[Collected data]
════════════════════

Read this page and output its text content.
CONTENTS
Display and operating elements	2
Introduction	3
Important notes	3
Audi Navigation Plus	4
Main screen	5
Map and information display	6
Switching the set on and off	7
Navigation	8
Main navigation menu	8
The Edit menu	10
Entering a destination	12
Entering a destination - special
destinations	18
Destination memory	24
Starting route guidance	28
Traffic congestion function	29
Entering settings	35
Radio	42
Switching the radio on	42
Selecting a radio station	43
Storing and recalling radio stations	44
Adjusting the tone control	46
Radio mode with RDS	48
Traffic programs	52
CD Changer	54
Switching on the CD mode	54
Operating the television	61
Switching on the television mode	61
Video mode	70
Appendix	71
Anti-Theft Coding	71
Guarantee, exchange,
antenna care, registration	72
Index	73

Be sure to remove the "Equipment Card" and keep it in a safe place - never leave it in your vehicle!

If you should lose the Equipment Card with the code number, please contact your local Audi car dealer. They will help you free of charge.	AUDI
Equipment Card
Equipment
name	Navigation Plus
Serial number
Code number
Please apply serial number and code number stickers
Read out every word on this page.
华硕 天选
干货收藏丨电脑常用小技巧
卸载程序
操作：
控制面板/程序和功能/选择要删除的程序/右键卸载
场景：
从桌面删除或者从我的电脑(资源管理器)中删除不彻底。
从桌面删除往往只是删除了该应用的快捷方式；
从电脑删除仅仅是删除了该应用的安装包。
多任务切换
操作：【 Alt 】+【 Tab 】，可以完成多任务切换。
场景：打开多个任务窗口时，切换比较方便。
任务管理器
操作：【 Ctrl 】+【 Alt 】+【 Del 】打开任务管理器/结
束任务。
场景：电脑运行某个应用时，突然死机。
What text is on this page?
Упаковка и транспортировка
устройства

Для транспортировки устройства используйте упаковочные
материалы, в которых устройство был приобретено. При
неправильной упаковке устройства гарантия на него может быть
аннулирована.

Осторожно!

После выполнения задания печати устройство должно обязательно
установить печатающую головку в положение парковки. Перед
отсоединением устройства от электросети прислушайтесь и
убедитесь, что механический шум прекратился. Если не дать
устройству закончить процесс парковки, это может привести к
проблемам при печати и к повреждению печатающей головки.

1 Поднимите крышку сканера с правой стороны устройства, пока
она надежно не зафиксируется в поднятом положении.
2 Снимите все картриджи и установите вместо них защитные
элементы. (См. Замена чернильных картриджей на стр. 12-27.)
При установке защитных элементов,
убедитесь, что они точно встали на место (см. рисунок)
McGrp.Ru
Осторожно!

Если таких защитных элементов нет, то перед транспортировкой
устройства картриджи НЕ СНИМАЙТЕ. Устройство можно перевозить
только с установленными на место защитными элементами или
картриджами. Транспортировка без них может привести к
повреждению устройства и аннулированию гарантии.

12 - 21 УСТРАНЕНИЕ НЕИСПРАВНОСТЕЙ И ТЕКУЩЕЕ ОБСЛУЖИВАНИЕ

════════════════════

[Work required] Search the records for the word "повреждению", then list every line that has it.

[Exercise response]
проблемам при печати и к повреждению печатающей головки.
повреждению устройства и аннулированию гарантии.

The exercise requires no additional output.